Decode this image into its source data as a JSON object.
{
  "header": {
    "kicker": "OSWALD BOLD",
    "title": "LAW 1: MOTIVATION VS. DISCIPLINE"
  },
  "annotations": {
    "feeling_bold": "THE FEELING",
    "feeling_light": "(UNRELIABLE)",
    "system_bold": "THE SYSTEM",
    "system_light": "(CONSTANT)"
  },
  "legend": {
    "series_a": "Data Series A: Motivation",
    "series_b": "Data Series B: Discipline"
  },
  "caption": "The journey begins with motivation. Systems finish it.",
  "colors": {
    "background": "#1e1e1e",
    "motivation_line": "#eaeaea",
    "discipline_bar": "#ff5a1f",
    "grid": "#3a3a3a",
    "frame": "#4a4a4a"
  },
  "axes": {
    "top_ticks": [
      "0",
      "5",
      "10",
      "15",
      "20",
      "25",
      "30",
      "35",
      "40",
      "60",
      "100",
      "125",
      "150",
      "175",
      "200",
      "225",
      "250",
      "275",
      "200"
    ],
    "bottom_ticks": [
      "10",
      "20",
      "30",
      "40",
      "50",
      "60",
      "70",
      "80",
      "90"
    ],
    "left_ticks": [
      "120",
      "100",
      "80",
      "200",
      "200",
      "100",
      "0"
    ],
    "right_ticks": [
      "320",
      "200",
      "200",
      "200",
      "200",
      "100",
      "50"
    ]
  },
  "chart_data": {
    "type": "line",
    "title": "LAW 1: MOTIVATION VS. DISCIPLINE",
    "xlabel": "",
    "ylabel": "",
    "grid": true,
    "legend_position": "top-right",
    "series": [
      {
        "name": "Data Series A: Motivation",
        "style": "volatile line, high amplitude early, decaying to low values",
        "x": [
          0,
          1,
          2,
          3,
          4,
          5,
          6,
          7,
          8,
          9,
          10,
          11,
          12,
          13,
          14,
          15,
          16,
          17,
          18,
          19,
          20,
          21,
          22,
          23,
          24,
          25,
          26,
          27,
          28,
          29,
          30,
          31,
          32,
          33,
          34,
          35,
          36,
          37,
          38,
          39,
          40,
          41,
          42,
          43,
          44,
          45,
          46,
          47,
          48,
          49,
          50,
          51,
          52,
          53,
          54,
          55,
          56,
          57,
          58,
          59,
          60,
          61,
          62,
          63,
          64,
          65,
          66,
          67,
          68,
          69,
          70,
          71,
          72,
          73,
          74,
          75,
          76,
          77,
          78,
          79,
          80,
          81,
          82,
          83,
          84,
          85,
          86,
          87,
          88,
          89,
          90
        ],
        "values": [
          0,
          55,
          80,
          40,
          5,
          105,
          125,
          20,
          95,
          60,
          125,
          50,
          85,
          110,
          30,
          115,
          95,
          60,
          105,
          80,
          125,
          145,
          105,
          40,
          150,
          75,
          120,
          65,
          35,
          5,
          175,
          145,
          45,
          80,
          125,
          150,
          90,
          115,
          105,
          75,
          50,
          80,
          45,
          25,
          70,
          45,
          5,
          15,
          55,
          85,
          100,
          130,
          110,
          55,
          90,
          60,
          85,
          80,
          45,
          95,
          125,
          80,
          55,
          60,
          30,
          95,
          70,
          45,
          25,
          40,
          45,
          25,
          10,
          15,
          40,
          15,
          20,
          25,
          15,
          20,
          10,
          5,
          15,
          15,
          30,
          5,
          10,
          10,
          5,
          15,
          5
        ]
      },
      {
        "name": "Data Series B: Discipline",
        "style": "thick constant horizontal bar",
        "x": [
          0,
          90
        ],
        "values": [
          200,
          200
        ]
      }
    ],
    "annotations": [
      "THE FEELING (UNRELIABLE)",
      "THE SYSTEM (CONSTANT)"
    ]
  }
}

┄┄┄┄┄┄

## Task brief
Transcribe every entry exactly, omitting nothing.

## Complete response
Decode this image into its source data as a JSON object.
{
  "header": {
    "kicker": "OSWALD BOLD",
    "title": "LAW 1: MOTIVATION VS. DISCIPLINE"
  },
  "annotations": {
    "feeling_bold": "THE FEELING",
    "feeling_light": "(UNRELIABLE)",
    "system_bold": "THE SYSTEM",
    "system_light": "(CONSTANT)"
  },
  "legend": {
    "series_a": "Data Series A: Motivation",
    "series_b": "Data Series B: Discipline"
  },
  "caption": "The journey begins with motivation. Systems finish it.",
  "colors": {
    "background": "#1e1e1e",
    "motivation_line": "#eaeaea",
    "discipline_bar": "#ff5a1f",
    "grid": "#3a3a3a",
    "frame": "#4a4a4a"
  },
  "axes": {
    "top_ticks": [
      "0",
      "5",
      "10",
      "15",
      "20",
      "25",
      "30",
      "35",
      "40",
      "60",
      "100",
      "125",
      "150",
      "175",
      "200",
      "225",
      "250",
      "275",
      "200"
    ],
    "bottom_ticks": [
      "10",
      "20",
      "30",
      "40",
      "50",
      "60",
      "70",
      "80",
      "90"
    ],
    "left_ticks": [
      "120",
      "100",
      "80",
      "200",
      "200",
      "100",
      "0"
    ],
    "right_ticks": [
      "320",
      "200",
      "200",
      "200",
      "200",
      "100",
      "50"
    ]
  },
  "chart_data": {
    "type": "line",
    "title": "LAW 1: MOTIVATION VS. DISCIPLINE",
    "xlabel": "",
    "ylabel": "",
    "grid": true,
    "legend_position": "top-right",
    "series": [
      {
        "name": "Data Series A: Motivation",
        "style": "volatile line, high amplitude early, decaying to low values",
        "x": [
          0,
          1,
          2,
          3,
          4,
          5,
          6,
          7,
          8,
          9,
          10,
          11,
          12,
          13,
          14,
          15,
          16,
          17,
          18,
          19,
          20,
          21,
          22,
          23,
          24,
          25,
          26,
          27,
          28,
          29,
          30,
          31,
          32,
          33,
          34,
          35,
          36,
          37,
          38,
          39,
          40,
          41,
          42,
          43,
          44,
          45,
          46,
          47,
          48,
          49,
          50,
          51,
          52,
          53,
          54,
          55,
          56,
          57,
          58,
          59,
          60,
          61,
          62,
          63,
          64,
          65,
          66,
          67,
          68,
          69,
          70,
          71,
          72,
          73,
          74,
          75,
          76,
          77,
          78,
          79,
          80,
          81,
          82,
          83,
          84,
          85,
          86,
          87,
          88,
          89,
          90
        ],
        "values": [
          0,
          55,
          80,
          40,
          5,
          105,
          125,
          20,
          95,
          60,
          125,
          50,
          85,
          110,
          30,
          115,
          95,
          60,
          105,
          80,
          125,
          145,
          105,
          40,
          150,
          75,
          120,
          65,
          35,
          5,
          175,
          145,
          45,
          80,
          125,
          150,
          90,
          115,
          105,
          75,
          50,
          80,
          45,
          25,
          70,
          45,
          5,
          15,
          55,
          85,
          100,
          130,
          110,
          55,
          90,
          60,
          85,
          80,
          45,
          95,
          125,
          80,
          55,
          60,
          30,
          95,
          70,
          45,
          25,
          40,
          45,
          25,
          10,
          15,
          40,
          15,
          20,
          25,
          15,
          20,
          10,
          5,
          15,
          15,
          30,
          5,
          10,
          10,
          5,
          15,
          5
        ]
      },
      {
        "name": "Data Series B: Discipline",
        "style": "thick constant horizontal bar",
        "x": [
          0,
          90
        ],
        "values": [
          200,
          200
        ]
      }
    ],
    "annotations": [
      "THE FEELING (UNRELIABLE)",
      "THE SYSTEM (CONSTANT)"
    ]
  }
}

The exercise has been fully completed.